Written problem
Show all lines of the listing that hold the word "views".

Data for the task
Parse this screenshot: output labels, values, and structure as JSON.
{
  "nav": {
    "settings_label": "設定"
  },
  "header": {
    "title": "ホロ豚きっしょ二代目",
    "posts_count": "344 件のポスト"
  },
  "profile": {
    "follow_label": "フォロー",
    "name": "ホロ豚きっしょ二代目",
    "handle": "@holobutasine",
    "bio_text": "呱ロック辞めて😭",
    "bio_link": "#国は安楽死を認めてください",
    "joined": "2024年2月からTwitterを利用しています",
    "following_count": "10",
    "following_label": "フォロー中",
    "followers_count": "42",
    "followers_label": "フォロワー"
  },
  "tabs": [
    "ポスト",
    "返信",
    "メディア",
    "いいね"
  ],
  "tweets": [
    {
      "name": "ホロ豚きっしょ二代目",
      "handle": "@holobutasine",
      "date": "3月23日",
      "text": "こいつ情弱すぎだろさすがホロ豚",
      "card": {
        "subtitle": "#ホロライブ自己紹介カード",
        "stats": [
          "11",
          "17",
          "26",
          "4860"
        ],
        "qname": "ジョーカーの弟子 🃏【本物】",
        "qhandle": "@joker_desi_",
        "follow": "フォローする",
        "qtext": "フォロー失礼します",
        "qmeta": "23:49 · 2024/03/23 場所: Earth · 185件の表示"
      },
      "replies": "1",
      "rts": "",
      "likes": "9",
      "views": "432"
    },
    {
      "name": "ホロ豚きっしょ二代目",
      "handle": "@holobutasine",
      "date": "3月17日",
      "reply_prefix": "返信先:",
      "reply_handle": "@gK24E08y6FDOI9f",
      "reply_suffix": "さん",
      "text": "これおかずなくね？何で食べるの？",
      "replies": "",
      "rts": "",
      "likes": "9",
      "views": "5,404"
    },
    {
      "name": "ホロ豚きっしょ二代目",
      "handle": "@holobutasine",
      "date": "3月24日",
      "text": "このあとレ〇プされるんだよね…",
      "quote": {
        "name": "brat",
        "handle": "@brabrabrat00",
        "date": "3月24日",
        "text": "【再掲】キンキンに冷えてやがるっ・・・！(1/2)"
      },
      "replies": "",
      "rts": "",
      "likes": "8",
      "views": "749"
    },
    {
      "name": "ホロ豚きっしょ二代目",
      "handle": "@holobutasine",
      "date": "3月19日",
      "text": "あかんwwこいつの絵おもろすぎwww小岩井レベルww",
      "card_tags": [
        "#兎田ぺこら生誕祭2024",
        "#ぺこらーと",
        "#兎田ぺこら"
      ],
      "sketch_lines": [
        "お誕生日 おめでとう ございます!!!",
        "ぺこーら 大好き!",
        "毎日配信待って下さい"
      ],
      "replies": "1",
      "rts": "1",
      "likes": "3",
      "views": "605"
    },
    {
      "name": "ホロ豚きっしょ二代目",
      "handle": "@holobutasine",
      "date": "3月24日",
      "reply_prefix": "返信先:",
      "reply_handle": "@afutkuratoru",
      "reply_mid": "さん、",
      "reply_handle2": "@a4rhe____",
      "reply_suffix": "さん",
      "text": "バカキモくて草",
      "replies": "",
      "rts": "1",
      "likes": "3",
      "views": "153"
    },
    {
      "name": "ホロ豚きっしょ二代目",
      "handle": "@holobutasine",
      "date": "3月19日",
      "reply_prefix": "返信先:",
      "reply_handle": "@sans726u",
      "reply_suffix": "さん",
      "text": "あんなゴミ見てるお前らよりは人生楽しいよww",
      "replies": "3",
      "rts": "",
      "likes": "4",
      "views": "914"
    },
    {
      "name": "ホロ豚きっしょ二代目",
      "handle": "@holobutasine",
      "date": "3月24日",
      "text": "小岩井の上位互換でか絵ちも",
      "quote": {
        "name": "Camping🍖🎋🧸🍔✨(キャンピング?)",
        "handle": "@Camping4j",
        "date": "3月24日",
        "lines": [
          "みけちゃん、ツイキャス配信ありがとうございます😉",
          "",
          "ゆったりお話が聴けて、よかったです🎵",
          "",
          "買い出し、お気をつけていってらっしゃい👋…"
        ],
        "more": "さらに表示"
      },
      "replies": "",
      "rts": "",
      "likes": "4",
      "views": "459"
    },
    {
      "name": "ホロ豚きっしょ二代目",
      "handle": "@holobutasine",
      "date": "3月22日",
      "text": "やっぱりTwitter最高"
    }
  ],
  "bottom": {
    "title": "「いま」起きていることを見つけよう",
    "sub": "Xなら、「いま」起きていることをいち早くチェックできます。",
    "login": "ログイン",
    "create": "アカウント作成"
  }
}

==

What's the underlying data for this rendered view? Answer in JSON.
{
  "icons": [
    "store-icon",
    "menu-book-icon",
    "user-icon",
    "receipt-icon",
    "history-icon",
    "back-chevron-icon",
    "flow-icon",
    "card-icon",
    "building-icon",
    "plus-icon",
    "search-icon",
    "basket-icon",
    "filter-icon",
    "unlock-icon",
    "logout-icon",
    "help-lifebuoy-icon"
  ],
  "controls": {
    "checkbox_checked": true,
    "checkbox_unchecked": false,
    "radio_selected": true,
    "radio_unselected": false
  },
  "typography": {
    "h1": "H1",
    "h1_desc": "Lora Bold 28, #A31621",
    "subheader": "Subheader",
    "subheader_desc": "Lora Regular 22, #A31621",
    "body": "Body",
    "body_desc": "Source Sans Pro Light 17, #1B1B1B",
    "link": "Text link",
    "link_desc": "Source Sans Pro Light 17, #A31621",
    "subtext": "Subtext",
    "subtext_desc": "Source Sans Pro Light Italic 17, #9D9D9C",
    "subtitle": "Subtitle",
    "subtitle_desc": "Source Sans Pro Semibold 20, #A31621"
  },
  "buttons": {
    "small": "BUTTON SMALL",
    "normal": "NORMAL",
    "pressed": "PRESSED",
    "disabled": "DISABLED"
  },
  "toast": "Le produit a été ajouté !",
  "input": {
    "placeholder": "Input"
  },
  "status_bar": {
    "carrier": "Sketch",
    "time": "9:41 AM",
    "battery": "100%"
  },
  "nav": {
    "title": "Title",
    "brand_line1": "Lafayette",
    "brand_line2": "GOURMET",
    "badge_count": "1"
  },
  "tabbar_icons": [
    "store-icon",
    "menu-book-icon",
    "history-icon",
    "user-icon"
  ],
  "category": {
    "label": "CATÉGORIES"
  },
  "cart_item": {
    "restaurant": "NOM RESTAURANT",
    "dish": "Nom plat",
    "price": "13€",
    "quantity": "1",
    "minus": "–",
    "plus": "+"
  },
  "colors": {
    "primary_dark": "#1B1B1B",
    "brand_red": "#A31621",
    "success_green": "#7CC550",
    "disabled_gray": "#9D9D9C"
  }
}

* * *

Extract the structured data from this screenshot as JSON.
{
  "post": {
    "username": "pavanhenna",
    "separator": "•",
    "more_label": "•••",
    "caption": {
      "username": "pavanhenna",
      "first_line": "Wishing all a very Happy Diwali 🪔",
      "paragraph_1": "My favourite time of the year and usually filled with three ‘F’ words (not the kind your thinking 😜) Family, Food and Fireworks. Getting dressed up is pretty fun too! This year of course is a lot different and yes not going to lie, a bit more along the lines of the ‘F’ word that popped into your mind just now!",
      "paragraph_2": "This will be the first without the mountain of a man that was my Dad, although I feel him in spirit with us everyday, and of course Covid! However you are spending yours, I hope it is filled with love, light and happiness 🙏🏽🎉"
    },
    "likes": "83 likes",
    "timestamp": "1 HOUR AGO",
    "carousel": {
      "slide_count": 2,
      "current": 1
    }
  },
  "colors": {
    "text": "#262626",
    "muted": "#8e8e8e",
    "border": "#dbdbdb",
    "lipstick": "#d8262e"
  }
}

Solved exercise
      "views": "432"
      "views": "5,404"
      "views": "749"
      "views": "605"
      "views": "153"
      "views": "914"
      "views": "459"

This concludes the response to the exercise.